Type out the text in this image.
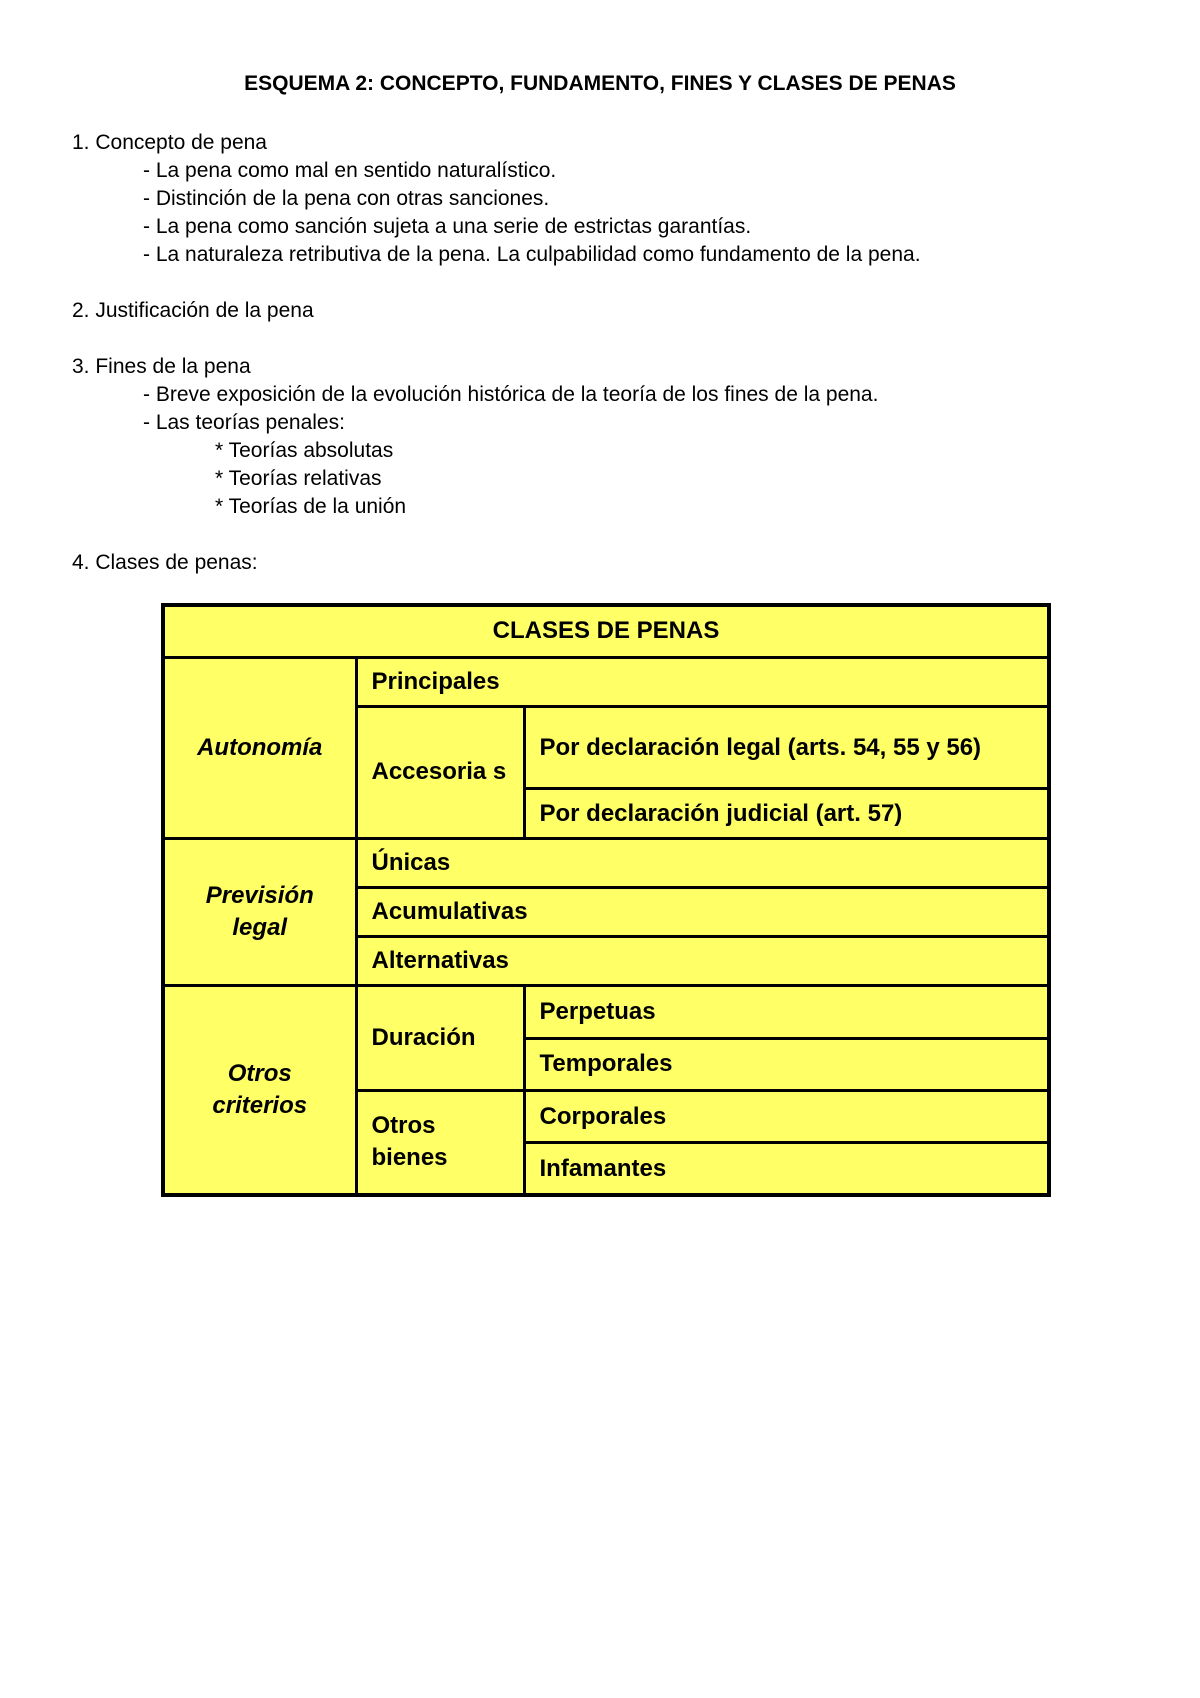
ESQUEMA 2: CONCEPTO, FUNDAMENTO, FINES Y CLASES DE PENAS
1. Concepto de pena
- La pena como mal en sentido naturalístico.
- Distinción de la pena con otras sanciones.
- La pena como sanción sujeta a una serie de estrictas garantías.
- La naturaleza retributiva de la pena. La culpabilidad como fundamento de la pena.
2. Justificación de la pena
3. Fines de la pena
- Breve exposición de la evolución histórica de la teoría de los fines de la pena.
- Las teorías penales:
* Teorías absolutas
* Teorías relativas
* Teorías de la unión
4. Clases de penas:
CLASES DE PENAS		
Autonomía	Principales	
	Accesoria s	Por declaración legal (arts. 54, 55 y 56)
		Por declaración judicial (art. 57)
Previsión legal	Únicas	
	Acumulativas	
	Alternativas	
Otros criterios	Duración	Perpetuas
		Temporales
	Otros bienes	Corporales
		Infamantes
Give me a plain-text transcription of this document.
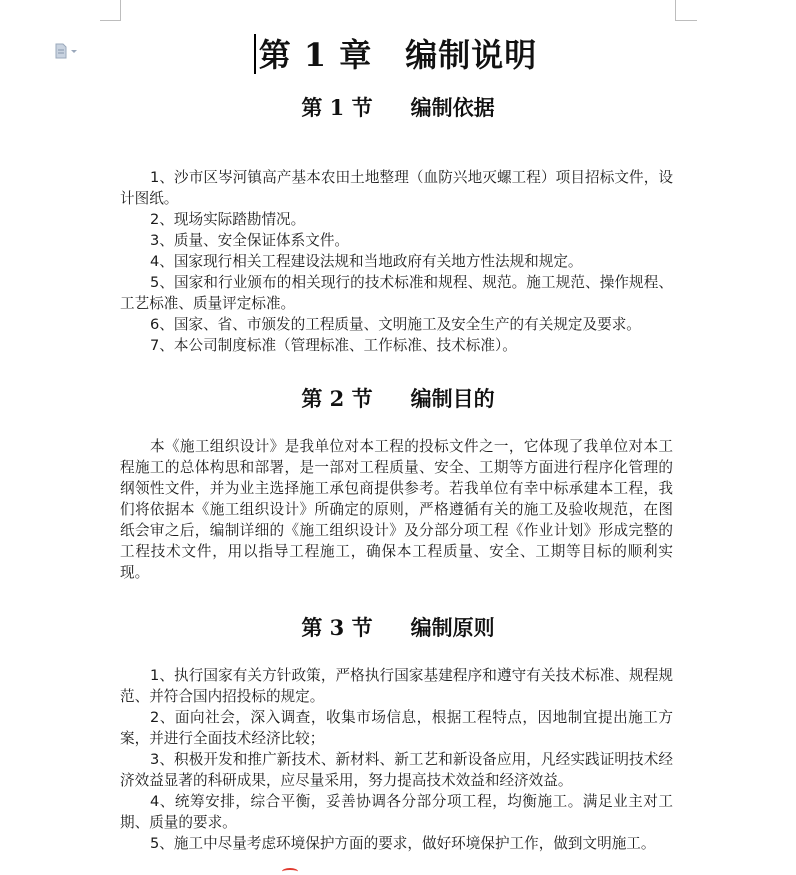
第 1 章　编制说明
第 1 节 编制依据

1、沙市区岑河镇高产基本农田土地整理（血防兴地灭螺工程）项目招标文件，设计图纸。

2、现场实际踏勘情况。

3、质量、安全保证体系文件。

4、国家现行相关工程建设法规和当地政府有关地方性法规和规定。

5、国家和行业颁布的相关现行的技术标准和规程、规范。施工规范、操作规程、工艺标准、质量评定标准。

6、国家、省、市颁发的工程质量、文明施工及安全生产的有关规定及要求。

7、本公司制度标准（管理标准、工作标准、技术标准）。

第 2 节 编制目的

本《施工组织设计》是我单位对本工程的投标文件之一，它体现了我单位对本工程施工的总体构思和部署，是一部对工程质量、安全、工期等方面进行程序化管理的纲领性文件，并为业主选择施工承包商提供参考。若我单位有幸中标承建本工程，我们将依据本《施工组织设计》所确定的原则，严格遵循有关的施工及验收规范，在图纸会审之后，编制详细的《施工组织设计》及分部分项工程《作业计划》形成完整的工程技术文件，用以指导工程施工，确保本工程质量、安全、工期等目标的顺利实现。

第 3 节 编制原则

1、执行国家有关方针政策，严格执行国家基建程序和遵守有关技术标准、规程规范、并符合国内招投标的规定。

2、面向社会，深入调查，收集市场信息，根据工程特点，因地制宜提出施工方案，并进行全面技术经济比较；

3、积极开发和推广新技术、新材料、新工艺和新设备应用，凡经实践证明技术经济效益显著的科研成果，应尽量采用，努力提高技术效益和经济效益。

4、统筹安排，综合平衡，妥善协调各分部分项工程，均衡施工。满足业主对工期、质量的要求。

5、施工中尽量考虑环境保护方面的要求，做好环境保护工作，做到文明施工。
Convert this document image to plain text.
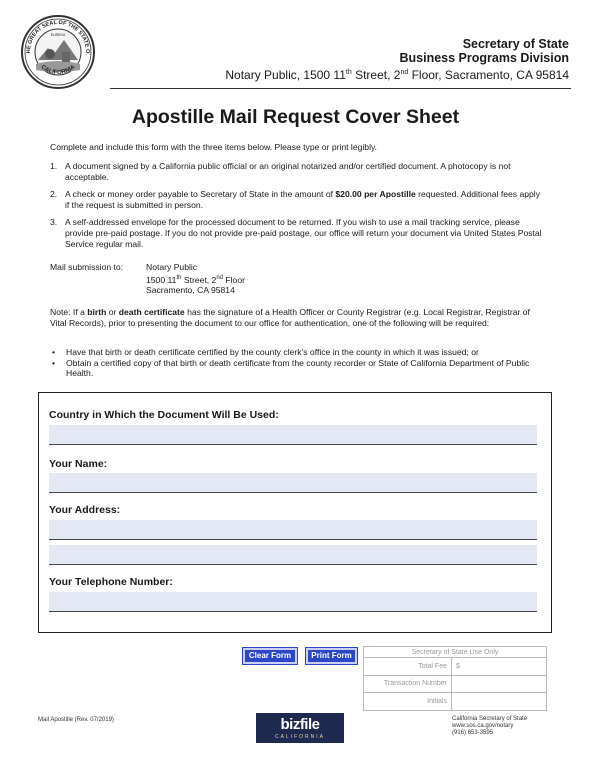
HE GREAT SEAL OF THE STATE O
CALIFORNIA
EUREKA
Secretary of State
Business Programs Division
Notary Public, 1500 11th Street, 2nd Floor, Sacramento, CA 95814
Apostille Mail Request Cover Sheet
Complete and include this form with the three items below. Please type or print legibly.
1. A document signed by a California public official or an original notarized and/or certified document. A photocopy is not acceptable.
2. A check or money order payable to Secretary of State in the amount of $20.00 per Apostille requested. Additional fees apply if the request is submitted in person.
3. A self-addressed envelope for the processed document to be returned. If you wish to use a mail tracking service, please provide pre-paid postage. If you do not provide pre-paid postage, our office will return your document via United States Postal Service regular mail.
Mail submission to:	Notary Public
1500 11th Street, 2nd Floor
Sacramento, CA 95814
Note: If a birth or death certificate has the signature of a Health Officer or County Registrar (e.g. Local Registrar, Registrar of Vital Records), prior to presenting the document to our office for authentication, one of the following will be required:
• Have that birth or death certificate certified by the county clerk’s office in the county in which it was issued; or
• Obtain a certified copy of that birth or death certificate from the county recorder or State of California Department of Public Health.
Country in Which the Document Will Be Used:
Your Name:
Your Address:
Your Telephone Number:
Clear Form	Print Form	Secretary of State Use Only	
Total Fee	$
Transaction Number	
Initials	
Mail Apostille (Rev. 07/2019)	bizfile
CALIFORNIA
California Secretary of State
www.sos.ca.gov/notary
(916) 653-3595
^^^^
> GOAL:
Pull every line containing "Health" out of the records.

> OUTPUT FOR THIS TASK:
Note: If a birth or death certificate has the signature of a Health Officer or County Registrar (e.g. Local Registrar, Registrar of Vital Records), prior to presenting the document to our office for authentication, one of the following will be required:
• Obtain a certified copy of that birth or death certificate from the county recorder or State of California Department of Public Health.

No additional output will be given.